- Task details -
Search the records for the word "Area" and report each line that has it.

--- BEGIN ---

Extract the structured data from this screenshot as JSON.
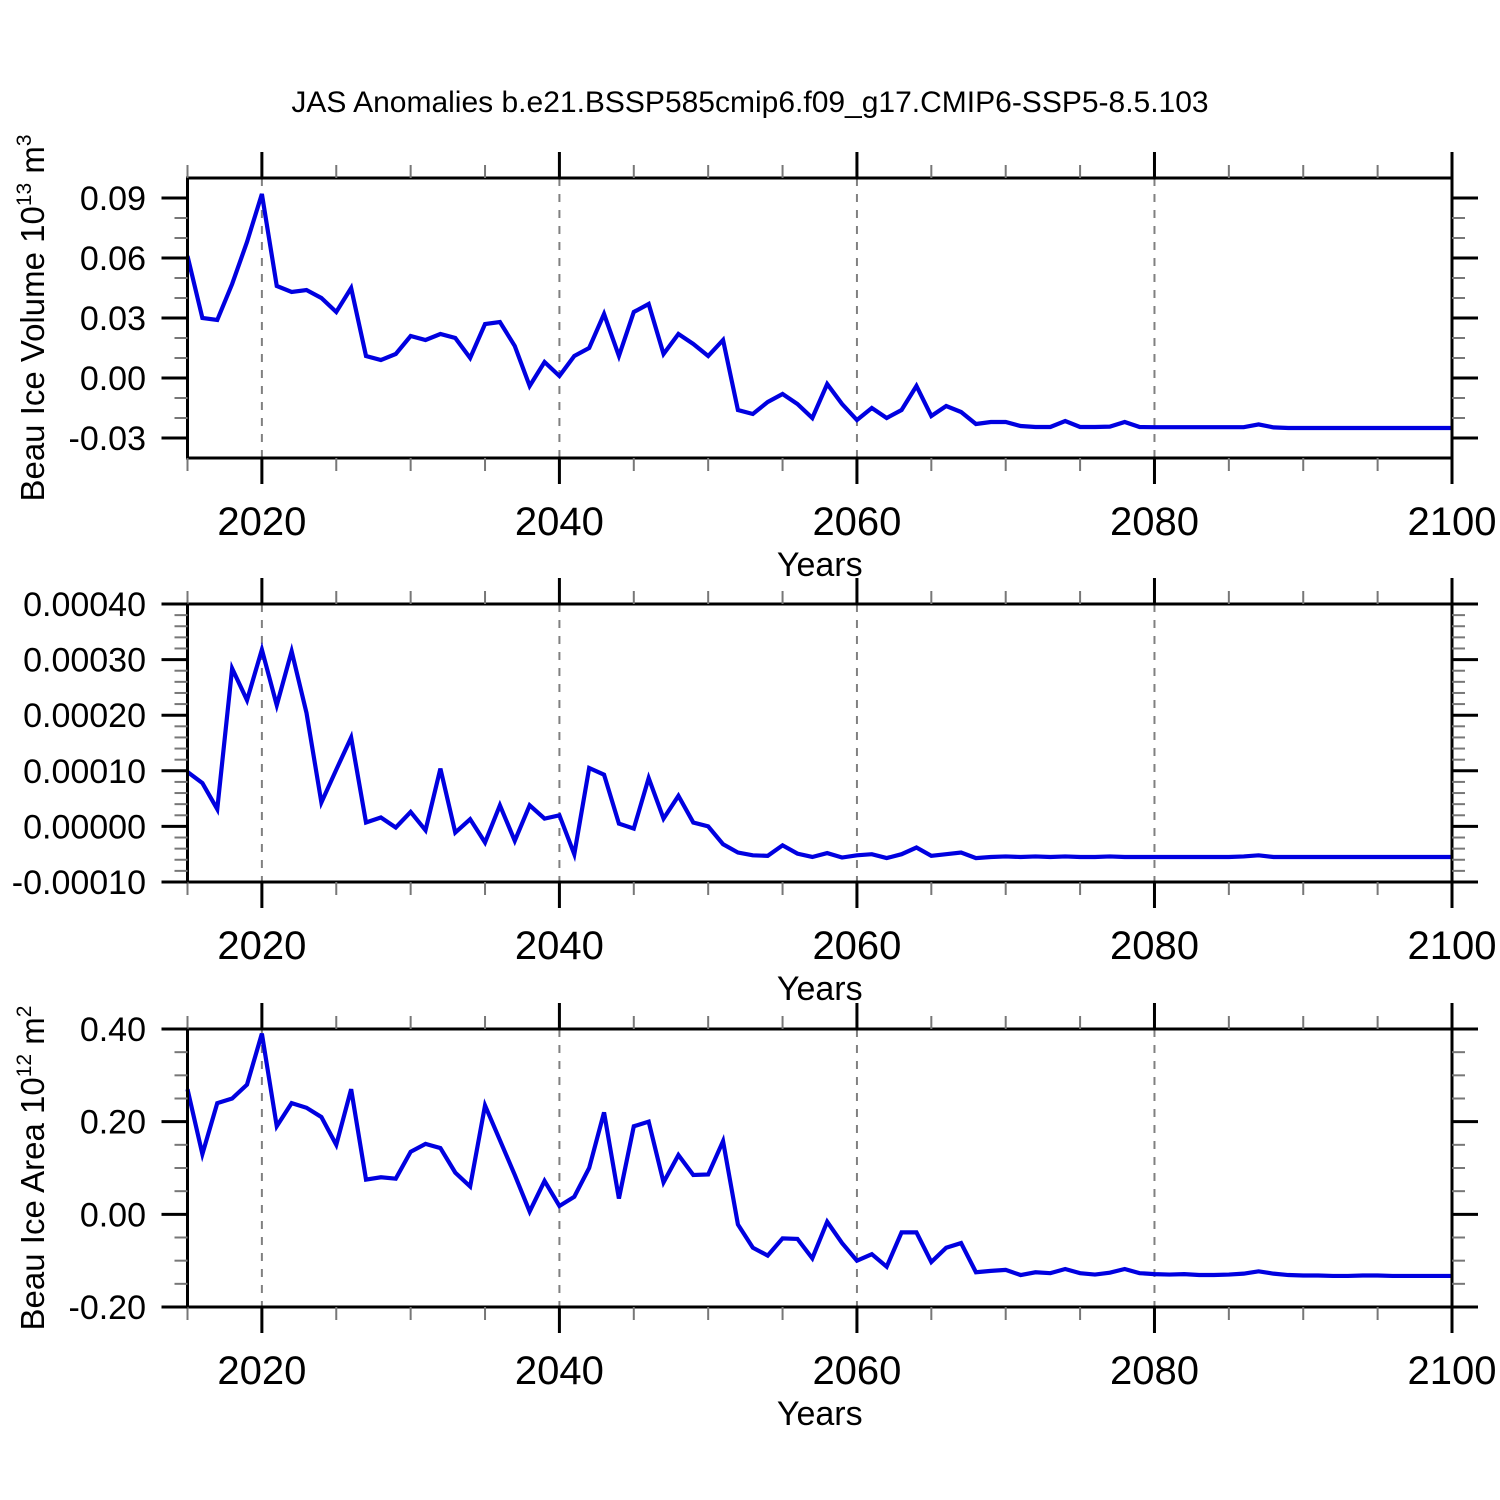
{
  "title": "JAS Anomalies b.e21.BSSP585cmip6.f09_g17.CMIP6-SSP5-8.5.103",
  "colors": {
    "line": "#0000e0",
    "grid": "#808080",
    "frame": "#000000",
    "minor_tick": "#777777"
  },
  "years": [
    2015,
    2016,
    2017,
    2018,
    2019,
    2020,
    2021,
    2022,
    2023,
    2024,
    2025,
    2026,
    2027,
    2028,
    2029,
    2030,
    2031,
    2032,
    2033,
    2034,
    2035,
    2036,
    2037,
    2038,
    2039,
    2040,
    2041,
    2042,
    2043,
    2044,
    2045,
    2046,
    2047,
    2048,
    2049,
    2050,
    2051,
    2052,
    2053,
    2054,
    2055,
    2056,
    2057,
    2058,
    2059,
    2060,
    2061,
    2062,
    2063,
    2064,
    2065,
    2066,
    2067,
    2068,
    2069,
    2070,
    2071,
    2072,
    2073,
    2074,
    2075,
    2076,
    2077,
    2078,
    2079,
    2080,
    2081,
    2082,
    2083,
    2084,
    2085,
    2086,
    2087,
    2088,
    2089,
    2090,
    2091,
    2092,
    2093,
    2094,
    2095,
    2096,
    2097,
    2098,
    2099,
    2100
  ],
  "chart_data": [
    {
      "type": "line",
      "xlabel": "Years",
      "ylabel": "Beau Ice Volume 10^13 m^3",
      "ylabel_rich": [
        {
          "t": "Beau Ice Volume 10"
        },
        {
          "t": "13",
          "sup": true
        },
        {
          "t": " m"
        },
        {
          "t": "3",
          "sup": true
        }
      ],
      "xlim": [
        2015,
        2100
      ],
      "ylim": [
        -0.04,
        0.1
      ],
      "x_major_ticks": [
        2020,
        2040,
        2060,
        2080,
        2100
      ],
      "x_tick_labels": [
        "2020",
        "2040",
        "2060",
        "2080",
        "2100"
      ],
      "x_minor_step": 5,
      "y_major_ticks": [
        0.09,
        0.06,
        0.03,
        0.0,
        -0.03
      ],
      "y_tick_labels": [
        "0.09",
        "0.06",
        "0.03",
        "0.00",
        "-0.03"
      ],
      "y_minor_step": 0.01,
      "grid": "vertical-dashed-at-x-majors",
      "legend": "none",
      "values": [
        0.061,
        0.03,
        0.029,
        0.047,
        0.068,
        0.092,
        0.046,
        0.043,
        0.044,
        0.04,
        0.033,
        0.045,
        0.011,
        0.009,
        0.012,
        0.021,
        0.019,
        0.022,
        0.02,
        0.01,
        0.027,
        0.028,
        0.016,
        -0.004,
        0.008,
        0.001,
        0.011,
        0.015,
        0.032,
        0.011,
        0.033,
        0.037,
        0.012,
        0.022,
        0.017,
        0.011,
        0.019,
        -0.016,
        -0.018,
        -0.012,
        -0.008,
        -0.013,
        -0.02,
        -0.003,
        -0.013,
        -0.021,
        -0.015,
        -0.02,
        -0.016,
        -0.004,
        -0.019,
        -0.014,
        -0.017,
        -0.023,
        -0.022,
        -0.022,
        -0.024,
        -0.0245,
        -0.0245,
        -0.0215,
        -0.0245,
        -0.0245,
        -0.0243,
        -0.022,
        -0.0245,
        -0.0246,
        -0.0246,
        -0.0246,
        -0.0246,
        -0.0246,
        -0.0246,
        -0.0246,
        -0.0232,
        -0.0247,
        -0.025,
        -0.025,
        -0.025,
        -0.025,
        -0.025,
        -0.025,
        -0.025,
        -0.025,
        -0.025,
        -0.025,
        -0.025,
        -0.025
      ]
    },
    {
      "type": "line",
      "xlabel": "Years",
      "ylabel": "",
      "ylabel_rich": [],
      "xlim": [
        2015,
        2100
      ],
      "ylim": [
        -0.0001,
        0.0004
      ],
      "x_major_ticks": [
        2020,
        2040,
        2060,
        2080,
        2100
      ],
      "x_tick_labels": [
        "2020",
        "2040",
        "2060",
        "2080",
        "2100"
      ],
      "x_minor_step": 5,
      "y_major_ticks": [
        0.0004,
        0.0003,
        0.0002,
        0.0001,
        0.0,
        -0.0001
      ],
      "y_tick_labels": [
        "0.00040",
        "0.00030",
        "0.00020",
        "0.00010",
        "0.00000",
        "-0.00010"
      ],
      "y_minor_step": 2e-05,
      "grid": "vertical-dashed-at-x-majors",
      "legend": "none",
      "values": [
        9.8e-05,
        7.8e-05,
        3.1e-05,
        0.000284,
        0.000227,
        0.000318,
        0.000218,
        0.000315,
        0.000204,
        4.3e-05,
        0.000102,
        0.00016,
        7e-06,
        1.6e-05,
        -2e-06,
        2.6e-05,
        -7e-06,
        0.000104,
        -1.1e-05,
        1.3e-05,
        -2.9e-05,
        3.8e-05,
        -2.6e-05,
        3.8e-05,
        1.4e-05,
        2e-05,
        -5e-05,
        0.000105,
        9.3e-05,
        5e-06,
        -4e-06,
        8.7e-05,
        1.4e-05,
        5.5e-05,
        7e-06,
        0.0,
        -3.2e-05,
        -4.7e-05,
        -5.2e-05,
        -5.3e-05,
        -3.4e-05,
        -4.9e-05,
        -5.5e-05,
        -4.8e-05,
        -5.6e-05,
        -5.2e-05,
        -5e-05,
        -5.7e-05,
        -5e-05,
        -3.8e-05,
        -5.3e-05,
        -5e-05,
        -4.7e-05,
        -5.7e-05,
        -5.5e-05,
        -5.4e-05,
        -5.5e-05,
        -5.4e-05,
        -5.5e-05,
        -5.4e-05,
        -5.5e-05,
        -5.5e-05,
        -5.4e-05,
        -5.5e-05,
        -5.5e-05,
        -5.5e-05,
        -5.5e-05,
        -5.5e-05,
        -5.5e-05,
        -5.5e-05,
        -5.5e-05,
        -5.4e-05,
        -5.2e-05,
        -5.5e-05,
        -5.5e-05,
        -5.5e-05,
        -5.5e-05,
        -5.5e-05,
        -5.5e-05,
        -5.5e-05,
        -5.5e-05,
        -5.5e-05,
        -5.5e-05,
        -5.5e-05,
        -5.5e-05,
        -5.5e-05
      ]
    },
    {
      "type": "line",
      "xlabel": "Years",
      "ylabel": "Beau Ice Area 10^12 m^2",
      "ylabel_rich": [
        {
          "t": "Beau Ice Area 10"
        },
        {
          "t": "12",
          "sup": true
        },
        {
          "t": " m"
        },
        {
          "t": "2",
          "sup": true
        }
      ],
      "xlim": [
        2015,
        2100
      ],
      "ylim": [
        -0.2,
        0.4
      ],
      "x_major_ticks": [
        2020,
        2040,
        2060,
        2080,
        2100
      ],
      "x_tick_labels": [
        "2020",
        "2040",
        "2060",
        "2080",
        "2100"
      ],
      "x_minor_step": 5,
      "y_major_ticks": [
        0.4,
        0.2,
        0.0,
        -0.2
      ],
      "y_tick_labels": [
        "0.40",
        "0.20",
        "0.00",
        "-0.20"
      ],
      "y_minor_step": 0.05,
      "grid": "vertical-dashed-at-x-majors",
      "legend": "none",
      "values": [
        0.27,
        0.13,
        0.24,
        0.25,
        0.28,
        0.39,
        0.19,
        0.24,
        0.23,
        0.21,
        0.15,
        0.27,
        0.075,
        0.08,
        0.077,
        0.135,
        0.152,
        0.143,
        0.09,
        0.06,
        0.235,
        0.16,
        0.085,
        0.006,
        0.072,
        0.018,
        0.038,
        0.1,
        0.22,
        0.034,
        0.19,
        0.2,
        0.069,
        0.128,
        0.085,
        0.086,
        0.158,
        -0.022,
        -0.072,
        -0.089,
        -0.052,
        -0.053,
        -0.095,
        -0.016,
        -0.062,
        -0.1,
        -0.086,
        -0.113,
        -0.039,
        -0.039,
        -0.103,
        -0.072,
        -0.062,
        -0.125,
        -0.122,
        -0.12,
        -0.131,
        -0.125,
        -0.127,
        -0.118,
        -0.127,
        -0.13,
        -0.126,
        -0.118,
        -0.127,
        -0.129,
        -0.13,
        -0.129,
        -0.131,
        -0.131,
        -0.13,
        -0.128,
        -0.123,
        -0.128,
        -0.131,
        -0.132,
        -0.132,
        -0.133,
        -0.133,
        -0.132,
        -0.132,
        -0.133,
        -0.133,
        -0.133,
        -0.133,
        -0.133
      ]
    }
  ]
}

--- END ---

- Result -
      "ylabel": "Beau Ice Area 10^12 m^2",
          "t": "Beau Ice Area 10"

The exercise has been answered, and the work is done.